- **Task prompt**: Determine the number of lines holding the word "Carer"; answer with that number only.

- **Data for this exercise**:
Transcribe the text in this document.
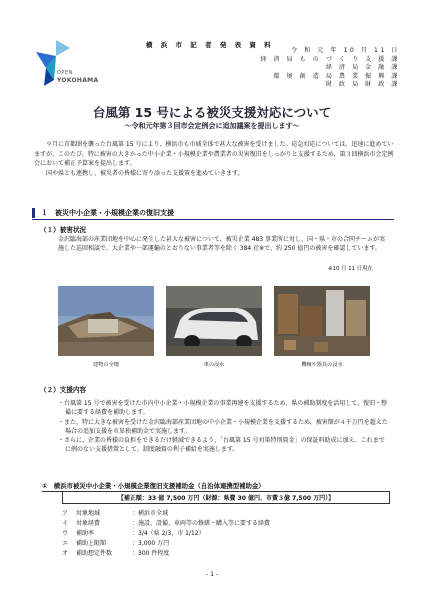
OPEN
YOKOHAMA
横 浜 市 記 者 発 表 資 料
令 和 元 年 10 月 11 日
経 済 局 も の づ く り 支 援 課
経 済 局 金 融 課
環 境 創 造 局 農 業 振 興 課
財 政 局 財 政 課
台風第 15 号による被災支援対応について
～令和元年第３回市会定例会に追加議案を提出します～

９月に首都圏を襲った台風第 15 号により、横浜市も市域全体で甚大な被害を受けました。応急対応については、迅速に進めていますが、このたび、特に被害の大きかった中小企業・小規模企業や農業者の災害復旧をしっかりと支援するため、第３回横浜市会定例会において補正予算案を提出します。

国や県とも連携し、被災者の皆様に寄り添った支援策を進めていきます。

１　被災中小企業・小規模企業の復旧支援
（１）被害状況
金沢臨海部の産業団地を中心に発生した甚大な被害について、被災企業 483 事業所に対し、国・県・市の合同チームが実施した巡回相談で、大企業や一部運輸のとおりない事業者等を除く 384 社※で、約 250 億円の被害を確認しています。
※10 月 11 日現在
建物の全壊	車の浸水	機械や器具の浸水
（２）支援内容
・台風第 15 号で被害を受けた市内中小企業・小規模企業の事業再建を支援するため、県の補助制度を活用して、復旧・整備に要する経費を補助します。
・また、特に大きな被害を受けた金沢臨海部産業団地の中小企業・小規模企業を支援するため、被害額が４千万円を超えた場合の追加支援を市単独補助金で実施します。
・さらに、企業の皆様の負担をできるだけ軽減できるよう、「台風第 15 号対策特別資金」の保証料助成に加え、これまでに例のない支援措置として、制度融資の利子補給を実施します。
①　横浜市被災中小企業・小規模企業復旧支援補助金（自治体連携型補助金）
【補正額：33 億 7,500 万円（財源：県費 30 億円、市費３億 7,500 万円）】
ア	対象地域	：横浜市全域
イ	対象経費	：施設、設備、車両等の修繕・購入等に要する経費
ウ	補助率	：3/4（県 2/3、市 1/12）
エ	補助上限額	：3,000 万円
オ	補助想定件数	：300 件程度
- 1 -
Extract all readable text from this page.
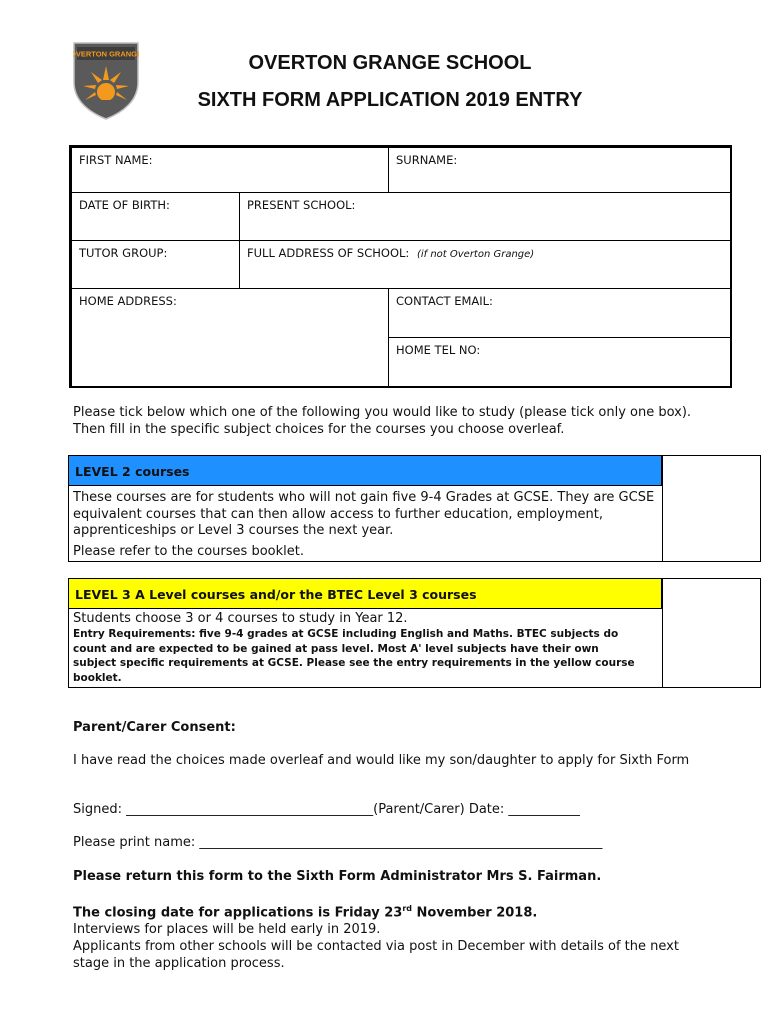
OVERTON GRANGE	OVERTON GRANGE SCHOOL
SIXTH FORM APPLICATION 2019 ENTRY
FIRST NAME:	SURNAME:
DATE OF BIRTH:	PRESENT SCHOOL:
TUTOR GROUP:	FULL ADDRESS OF SCHOOL: (if not Overton Grange)
HOME ADDRESS:	CONTACT EMAIL:
HOME TEL NO:
Please tick below which one of the following you would like to study (please tick only one box). Then fill in the specific subject choices for the courses you choose overleaf.
LEVEL 2 courses
These courses are for students who will not gain five 9-4 Grades at GCSE. They are GCSE equivalent courses that can then allow access to further education, employment, apprenticeships or Level 3 courses the next year.
Please refer to the courses booklet.
LEVEL 3 A Level courses and/or the BTEC Level 3 courses
Students choose 3 or 4 courses to study in Year 12.
Entry Requirements: five 9-4 grades at GCSE including English and Maths. BTEC subjects do count and are expected to be gained at pass level. Most A' level subjects have their own subject specific requirements at GCSE. Please see the entry requirements in the yellow course booklet.
Parent/Carer Consent:
I have read the choices made overleaf and would like my son/daughter to apply for Sixth Form
Signed: ______________________________________(Parent/Carer) Date: ___________
Please print name: ______________________________________________________________
Please return this form to the Sixth Form Administrator Mrs S. Fairman.
The closing date for applications is Friday 23rd November 2018.
Interviews for places will be held early in 2019.
Applicants from other schools will be contacted via post in December with details of the next stage in the application process.
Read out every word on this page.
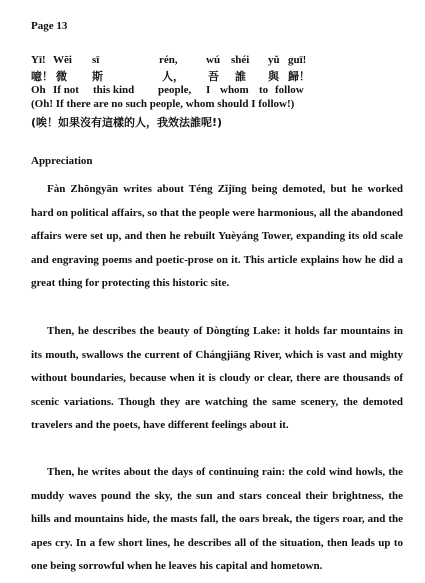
Page 13
Yī! Wēi sī	rén,	wú shéi yǔ guī!
噫！ 微 斯	人， 吾 誰 與 歸！
Oh If not this kind people, I whom to follow
(Oh! If there are no such people, whom should I follow!)
(唉！如果沒有這樣的人，我效法誰呢!)
Appreciation

Fàn Zhōngyān writes about Téng Zǐjīng being demoted, but he worked hard on political affairs, so that the people were harmonious, all the abandoned affairs were set up, and then he rebuilt Yuèyáng Tower, expanding its old scale and engraving poems and poetic-prose on it. This article explains how he did a great thing for protecting this historic site.

Then, he describes the beauty of Dòngtíng Lake: it holds far mountains in its mouth, swallows the current of Chángjiāng River, which is vast and mighty without boundaries, because when it is cloudy or clear, there are thousands of scenic variations. Though they are watching the same scenery, the demoted travelers and the poets, have different feelings about it.

Then, he writes about the days of continuing rain: the cold wind howls, the muddy waves pound the sky, the sun and stars conceal their brightness, the hills and mountains hide, the masts fall, the oars break, the tigers roar, and the apes cry. In a few short lines, he describes all of the situation, then leads up to one being sorrowful when he leaves his capital and hometown.
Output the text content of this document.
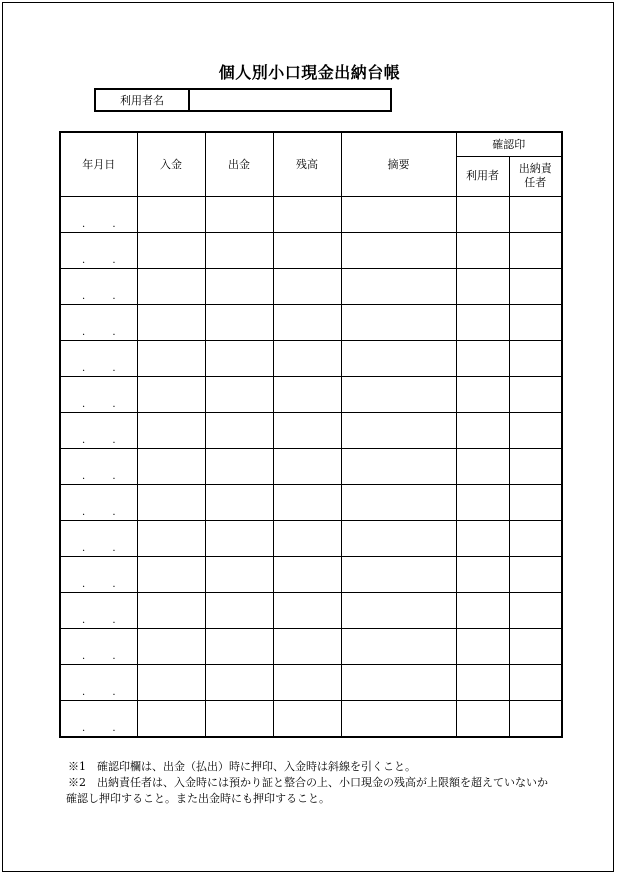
個人別小口現金出納台帳
利用者名
年月日	入金	出金	残高	摘要	確認印	
					利用者	出納責任者

. .						

. .						

. .						

. .						

. .						

. .						

. .						

. .						

. .						

. .						

. .						

. .						

. .						

. .						

. .						

※1　確認印欄は、出金（払出）時に押印、入金時は斜線を引くこと。
※2　出納責任者は、入金時には預かり証と整合の上、小口現金の残高が上限額を超えていないか確認し押印すること。また出金時にも押印すること。
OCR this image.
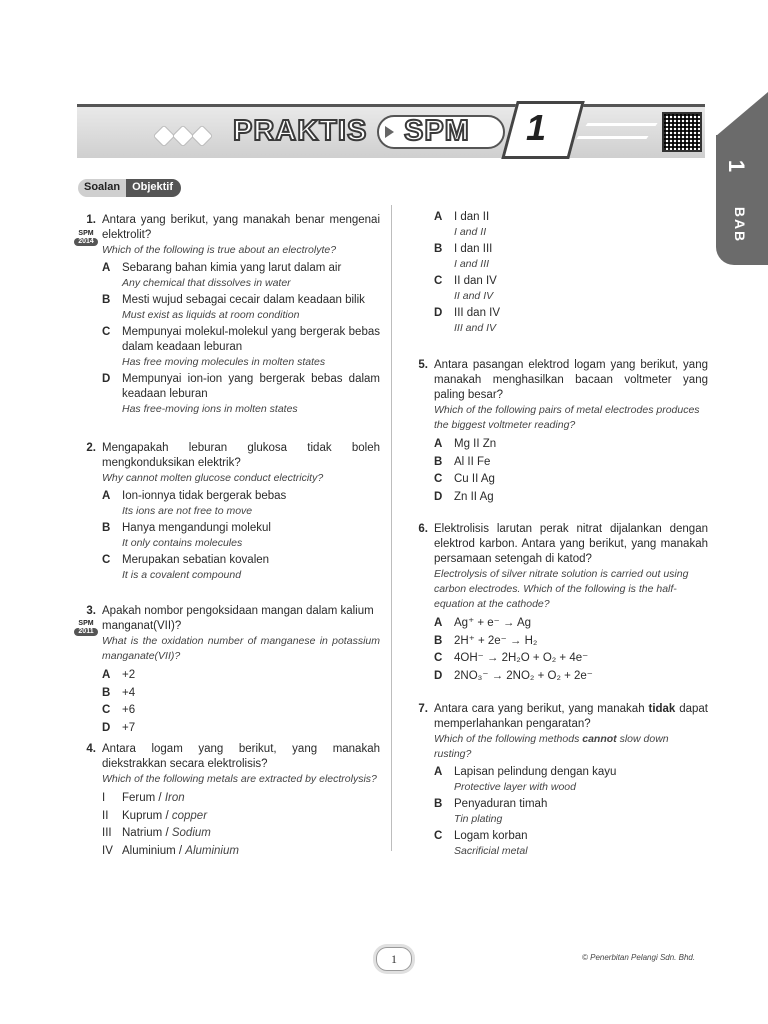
PRAKTIS SPM 1
1
BAB
Soalan	Objektif
SPM
2014
1. Antara yang berikut, yang manakah benar mengenai elektrolit?
Which of the following is true about an electrolyte?
A	Sebarang bahan kimia yang larut dalam air
Any chemical that dissolves in water
B	Mesti wujud sebagai cecair dalam keadaan bilik
Must exist as liquids at room condition
C	Mempunyai molekul-molekul yang bergerak bebas dalam keadaan leburan
Has free moving molecules in molten states
D	Mempunyai ion-ion yang bergerak bebas dalam keadaan leburan
Has free-moving ions in molten states
2. Mengapakah leburan glukosa tidak boleh mengkonduksikan elektrik?
Why cannot molten glucose conduct electricity?
A	Ion-ionnya tidak bergerak bebas
Its ions are not free to move
B	Hanya mengandungi molekul
It only contains molecules
C	Merupakan sebatian kovalen
It is a covalent compound
SPM
2011
3. Apakah nombor pengoksidaan mangan dalam kalium manganat(VII)?
What is the oxidation number of manganese in potassium manganate(VII)?
A	+2
B	+4
C	+6
D	+7
4. Antara logam yang berikut, yang manakah diekstrakkan secara elektrolisis?
Which of the following metals are extracted by electrolysis?
I	Ferum / Iron
II	Kuprum / copper
III Natrium / Sodium
IV Aluminium / Aluminium
A	I dan II
I and II
B	I dan III
I and III
C	II dan IV
II and IV
D	III dan IV
III and IV
5. Antara pasangan elektrod logam yang berikut, yang manakah menghasilkan bacaan voltmeter yang paling besar?
Which of the following pairs of metal electrodes produces the biggest voltmeter reading?
A	Mg II Zn
B	Al II Fe
C	Cu II Ag
D	Zn II Ag
6. Elektrolisis larutan perak nitrat dijalankan dengan elektrod karbon. Antara yang berikut, yang manakah persamaan setengah di katod?
Electrolysis of silver nitrate solution is carried out using carbon electrodes. Which of the following is the half-equation at the cathode?
A	Ag⁺ + e⁻ → Ag
B	2H⁺ + 2e⁻ → H₂
C	4OH⁻ → 2H₂O + O₂ + 4e⁻
D	2NO₃⁻ → 2NO₂ + O₂ + 2e⁻
7. Antara cara yang berikut, yang manakah tidak dapat memperlahankan pengaratan?
Which of the following methods cannot slow down rusting?
A	Lapisan pelindung dengan kayu
Protective layer with wood
B	Penyaduran timah
Tin plating
C	Logam korban
Sacrificial metal
1	© Penerbitan Pelangi Sdn. Bhd.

- **Reply**: 2